**What you will do:** Look through the records below, and copy out every line that holds the string "subtitle".
===
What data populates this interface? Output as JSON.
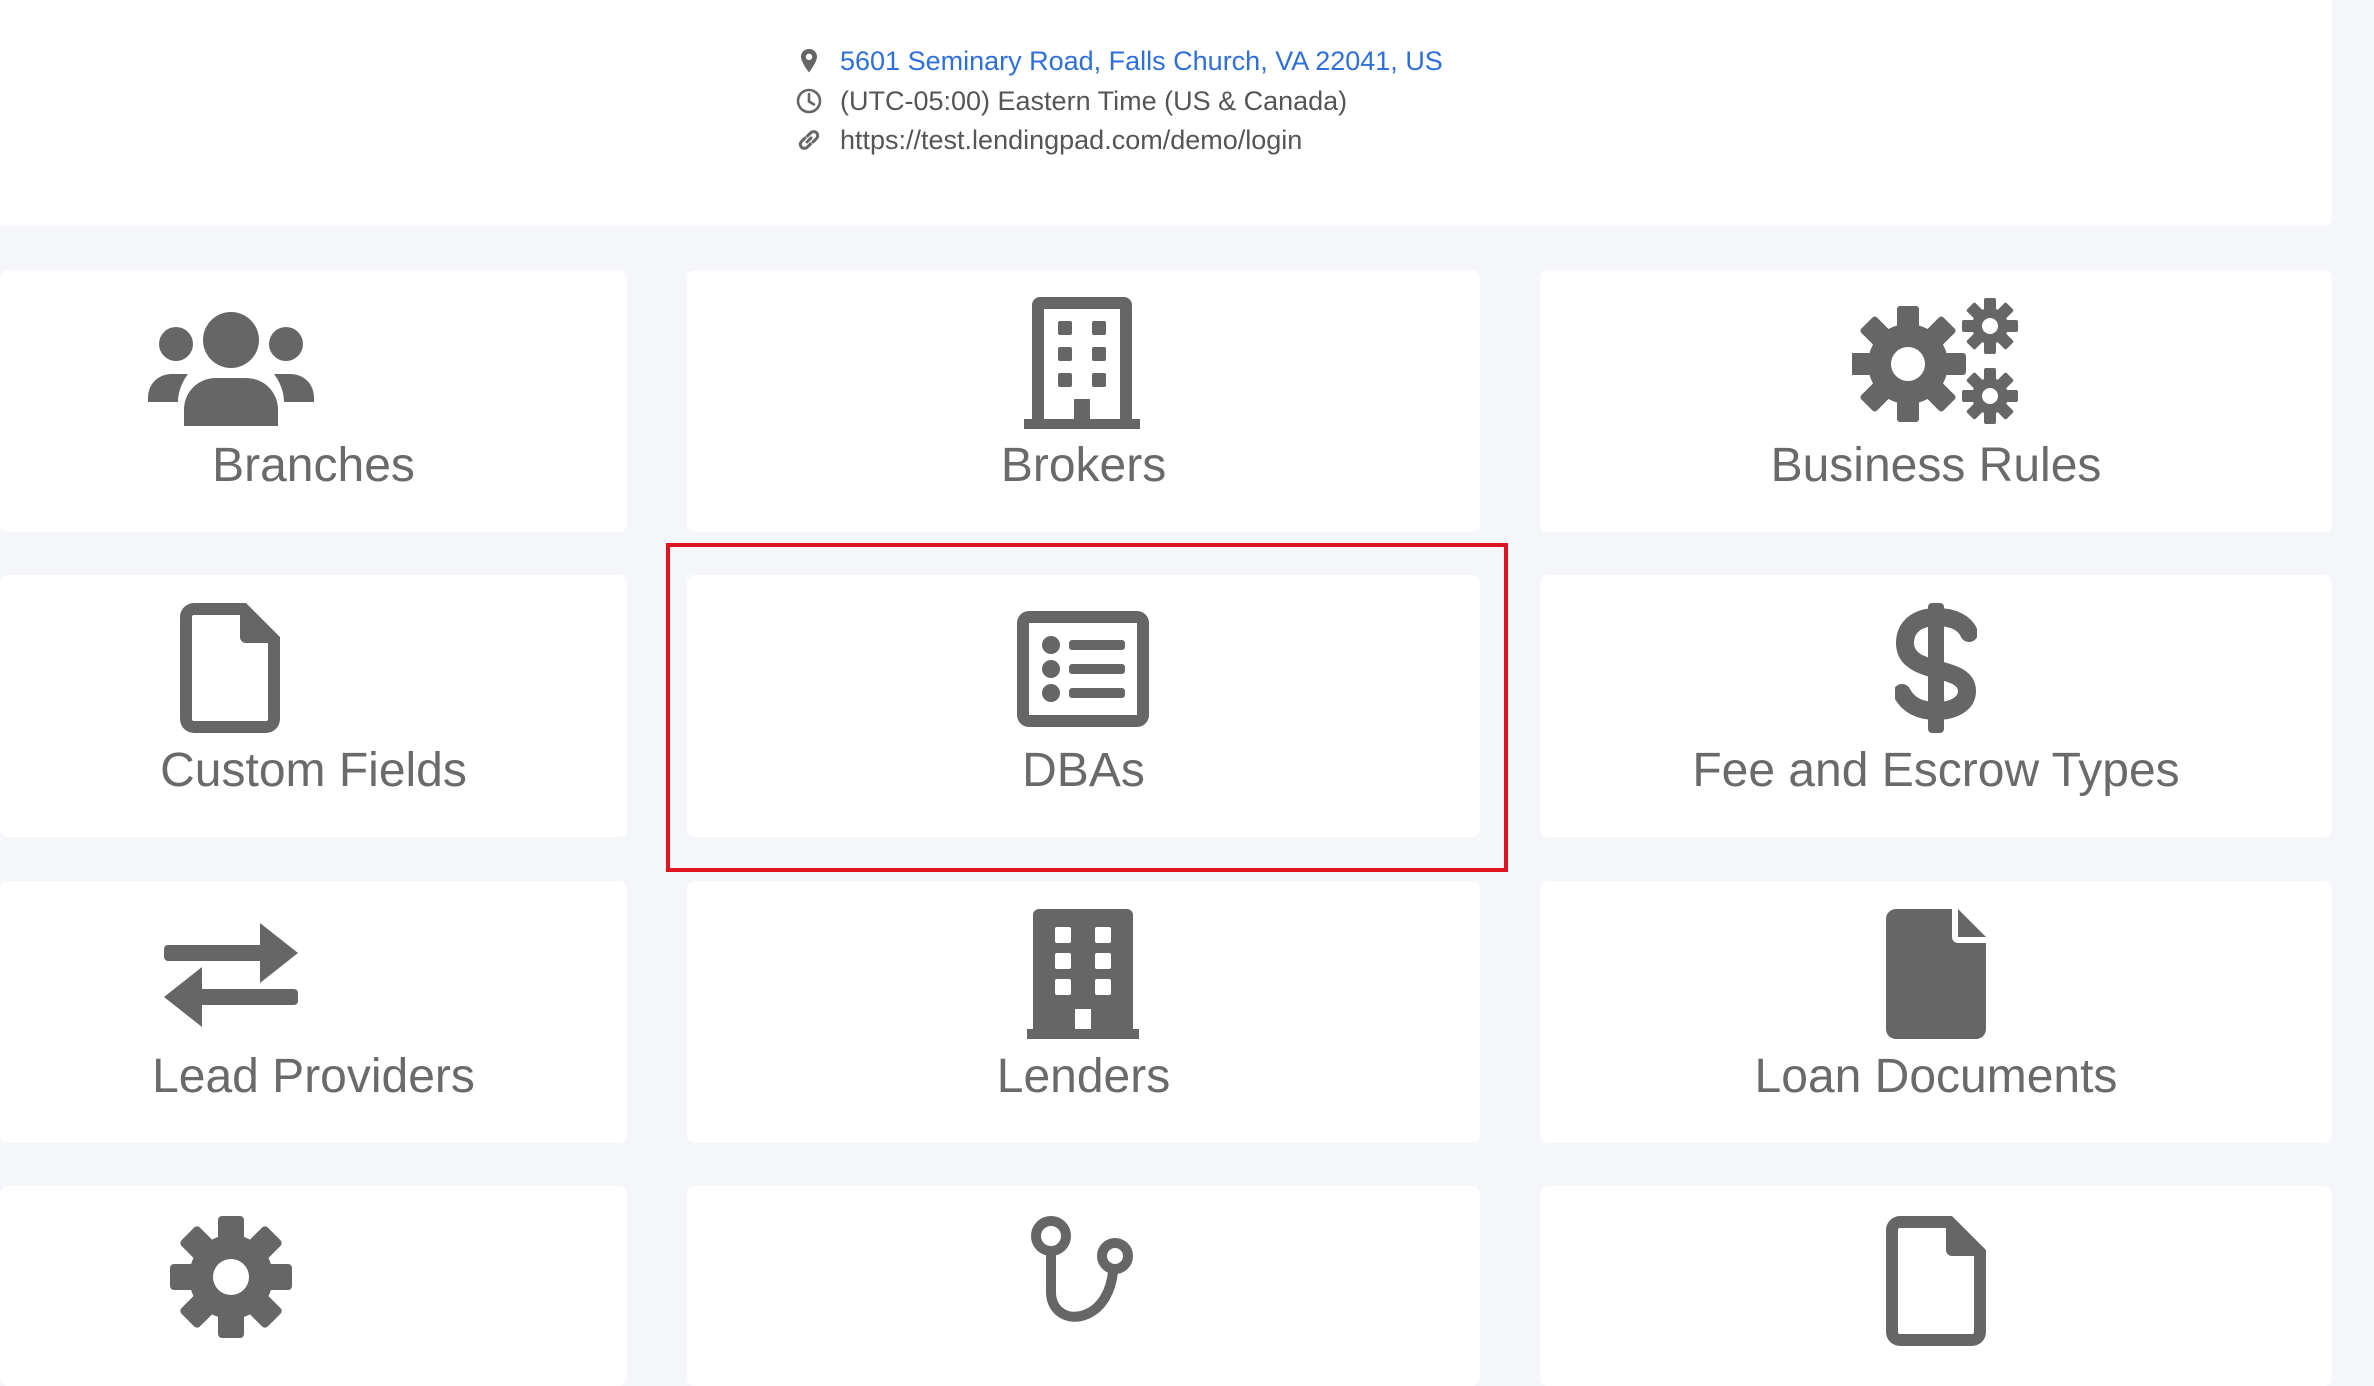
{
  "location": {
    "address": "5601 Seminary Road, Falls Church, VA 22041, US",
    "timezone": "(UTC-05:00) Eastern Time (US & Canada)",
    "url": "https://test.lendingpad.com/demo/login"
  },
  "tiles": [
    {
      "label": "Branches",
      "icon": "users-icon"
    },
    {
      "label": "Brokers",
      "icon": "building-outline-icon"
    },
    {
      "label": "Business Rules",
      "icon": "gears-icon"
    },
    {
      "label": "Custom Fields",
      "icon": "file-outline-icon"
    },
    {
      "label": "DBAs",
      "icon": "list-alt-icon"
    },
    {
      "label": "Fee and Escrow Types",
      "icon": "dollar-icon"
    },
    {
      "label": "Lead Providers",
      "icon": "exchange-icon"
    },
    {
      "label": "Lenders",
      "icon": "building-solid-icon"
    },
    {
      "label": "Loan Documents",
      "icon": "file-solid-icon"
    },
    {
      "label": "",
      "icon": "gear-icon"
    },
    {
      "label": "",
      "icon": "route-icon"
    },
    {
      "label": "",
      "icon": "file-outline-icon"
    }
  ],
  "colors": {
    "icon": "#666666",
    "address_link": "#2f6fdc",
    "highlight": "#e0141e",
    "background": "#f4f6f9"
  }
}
===
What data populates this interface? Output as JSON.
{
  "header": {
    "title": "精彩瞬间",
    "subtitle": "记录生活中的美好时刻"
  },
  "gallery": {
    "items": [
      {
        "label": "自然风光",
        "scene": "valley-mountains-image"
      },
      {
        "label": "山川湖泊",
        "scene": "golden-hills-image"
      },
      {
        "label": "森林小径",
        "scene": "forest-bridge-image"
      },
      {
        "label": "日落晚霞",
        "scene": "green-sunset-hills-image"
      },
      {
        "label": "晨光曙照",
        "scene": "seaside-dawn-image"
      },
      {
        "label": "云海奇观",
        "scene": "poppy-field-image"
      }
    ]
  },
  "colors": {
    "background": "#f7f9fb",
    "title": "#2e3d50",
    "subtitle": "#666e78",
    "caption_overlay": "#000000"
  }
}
===
**Answer to the problem:**
    "subtitle": "记录生活中的美好时刻"
    "subtitle": "#666e78",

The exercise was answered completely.